WHAT NEEDS TO BE DONE: Transcribe the whole listing below without changing a word, but leave out every image.

DATA SHOWN:
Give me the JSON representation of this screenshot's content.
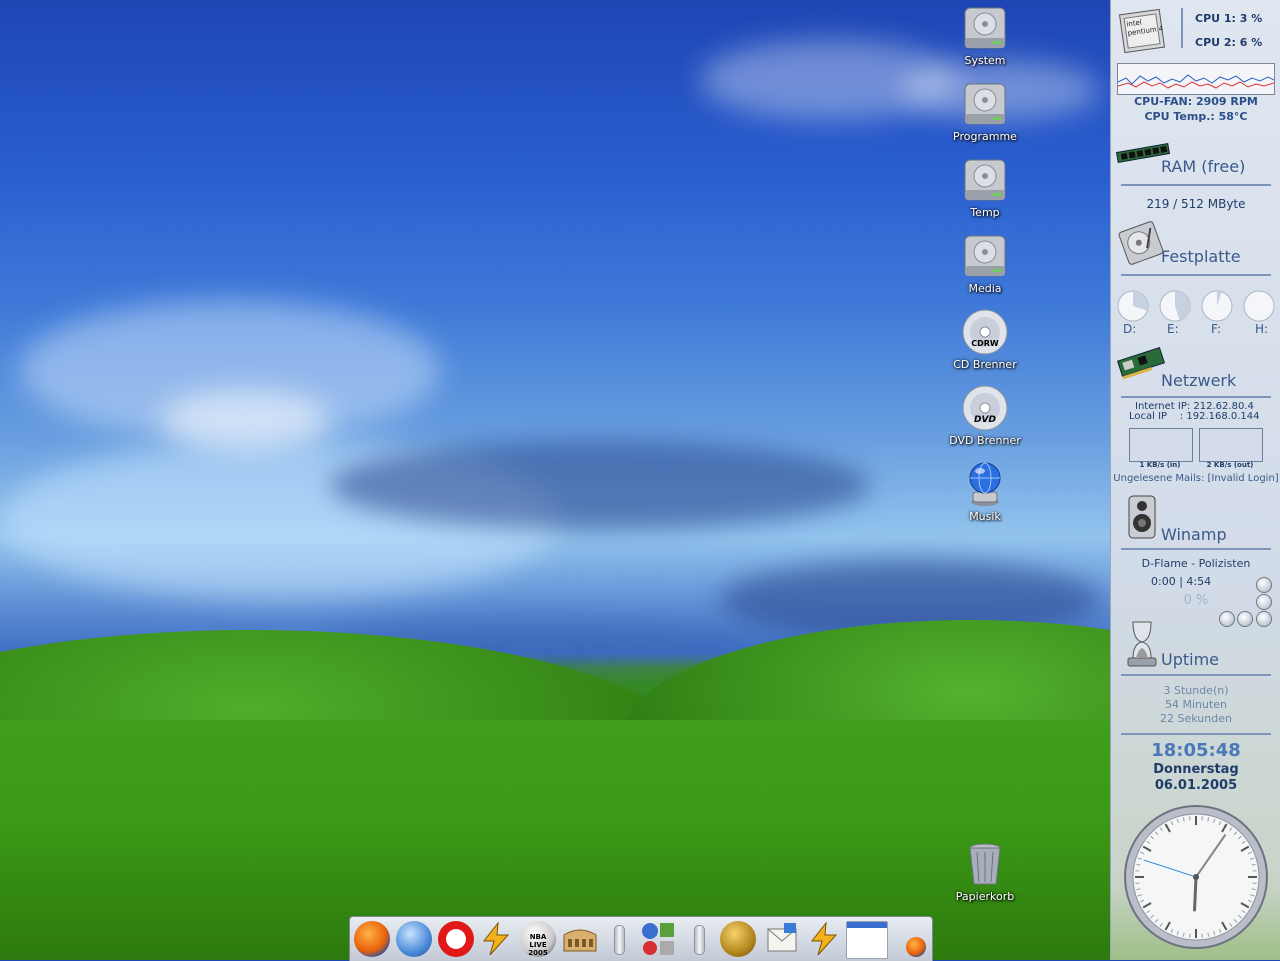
{
  "desktop": {
    "icons": [
      {
        "label": "System",
        "icon": "hard-drive-icon"
      },
      {
        "label": "Programme",
        "icon": "hard-drive-icon"
      },
      {
        "label": "Temp",
        "icon": "hard-drive-icon"
      },
      {
        "label": "Media",
        "icon": "hard-drive-icon"
      },
      {
        "label": "CD Brenner",
        "icon": "cd-burner-icon",
        "badge": "CDRW"
      },
      {
        "label": "DVD Brenner",
        "icon": "dvd-burner-icon",
        "badge": "DVD"
      },
      {
        "label": "Musik",
        "icon": "music-globe-icon"
      },
      {
        "label": "Papierkorb",
        "icon": "recycle-bin-icon"
      }
    ]
  },
  "sidebar": {
    "cpu": {
      "chip_label": "intel pentium 4",
      "cpu1": "CPU 1: 3 %",
      "cpu2": "CPU 2: 6 %",
      "fan": "CPU-FAN: 2909 RPM",
      "temp": "CPU Temp.: 58°C"
    },
    "ram": {
      "title": "RAM (free)",
      "value": "219 / 512 MByte"
    },
    "disk": {
      "title": "Festplatte",
      "drives": [
        {
          "label": "D:",
          "fill": 0.3
        },
        {
          "label": "E:",
          "fill": 0.45
        },
        {
          "label": "F:",
          "fill": 0.05
        },
        {
          "label": "H:",
          "fill": 0.0
        }
      ]
    },
    "network": {
      "title": "Netzwerk",
      "internet_ip": "Internet IP: 212.62.80.4",
      "local_ip": "Local IP    : 192.168.0.144",
      "in_label": "1 KB/s (in)",
      "out_label": "2 KB/s (out)",
      "mails": "Ungelesene Mails: [Invalid Login]"
    },
    "winamp": {
      "title": "Winamp",
      "track": "D-Flame - Polizisten",
      "time": "0:00 | 4:54",
      "volume": "0 %"
    },
    "uptime": {
      "title": "Uptime",
      "hours": "3 Stunde(n)",
      "minutes": "54 Minuten",
      "seconds": "22 Sekunden"
    },
    "clock": {
      "time": "18:05:48",
      "day": "Donnerstag",
      "date": "06.01.2005",
      "hour": 18,
      "minute": 5,
      "second": 48
    }
  },
  "taskbar": {
    "icons": [
      "firefox-icon",
      "thunderbird-icon",
      "opera-icon",
      "winamp-icon",
      "nba-live-icon",
      "colosseum-icon",
      "separator",
      "app-icon",
      "separator",
      "film-icon",
      "mail-icon",
      "winamp-icon",
      "window-icon",
      "firefox-small-icon"
    ],
    "nba_label": "NBA LIVE 2005"
  },
  "colors": {
    "sidebar_text": "#1f3d6a",
    "sidebar_heading": "#3a5a8a",
    "clock_digital": "#4a78b8"
  }
}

ANSWER TO THIS EXERCISE:
Give me the JSON representation of this screenshot's content.
{
  "desktop": {
    "icons": [
      {
        "label": "System",
        "icon": "hard-drive-icon"
      },
      {
        "label": "Programme",
        "icon": "hard-drive-icon"
      },
      {
        "label": "Temp",
        "icon": "hard-drive-icon"
      },
      {
        "label": "Media",
        "icon": "hard-drive-icon"
      },
      {
        "label": "CD Brenner",
        "icon": "cd-burner-icon",
        "badge": "CDRW"
      },
      {
        "label": "DVD Brenner",
        "icon": "dvd-burner-icon",
        "badge": "DVD"
      },
      {
        "label": "Musik",
        "icon": "music-globe-icon"
      },
      {
        "label": "Papierkorb",
        "icon": "recycle-bin-icon"
      }
    ]
  },
  "sidebar": {
    "cpu": {
      "chip_label": "intel pentium 4",
      "cpu1": "CPU 1: 3 %",
      "cpu2": "CPU 2: 6 %",
      "fan": "CPU-FAN: 2909 RPM",
      "temp": "CPU Temp.: 58°C"
    },
    "ram": {
      "title": "RAM (free)",
      "value": "219 / 512 MByte"
    },
    "disk": {
      "title": "Festplatte",
      "drives": [
        {
          "label": "D:",
          "fill": 0.3
        },
        {
          "label": "E:",
          "fill": 0.45
        },
        {
          "label": "F:",
          "fill": 0.05
        },
        {
          "label": "H:",
          "fill": 0.0
        }
      ]
    },
    "network": {
      "title": "Netzwerk",
      "internet_ip": "Internet IP: 212.62.80.4",
      "local_ip": "Local IP    : 192.168.0.144",
      "in_label": "1 KB/s (in)",
      "out_label": "2 KB/s (out)",
      "mails": "Ungelesene Mails: [Invalid Login]"
    },
    "winamp": {
      "title": "Winamp",
      "track": "D-Flame - Polizisten",
      "time": "0:00 | 4:54",
      "volume": "0 %"
    },
    "uptime": {
      "title": "Uptime",
      "hours": "3 Stunde(n)",
      "minutes": "54 Minuten",
      "seconds": "22 Sekunden"
    },
    "clock": {
      "time": "18:05:48",
      "day": "Donnerstag",
      "date": "06.01.2005",
      "hour": 18,
      "minute": 5,
      "second": 48
    }
  },
  "taskbar": {
    "icons": [
      "firefox-icon",
      "thunderbird-icon",
      "opera-icon",
      "winamp-icon",
      "nba-live-icon",
      "colosseum-icon",
      "separator",
      "app-icon",
      "separator",
      "film-icon",
      "mail-icon",
      "winamp-icon",
      "window-icon",
      "firefox-small-icon"
    ],
    "nba_label": "NBA LIVE 2005"
  },
  "colors": {
    "sidebar_text": "#1f3d6a",
    "sidebar_heading": "#3a5a8a",
    "clock_digital": "#4a78b8"
  }
}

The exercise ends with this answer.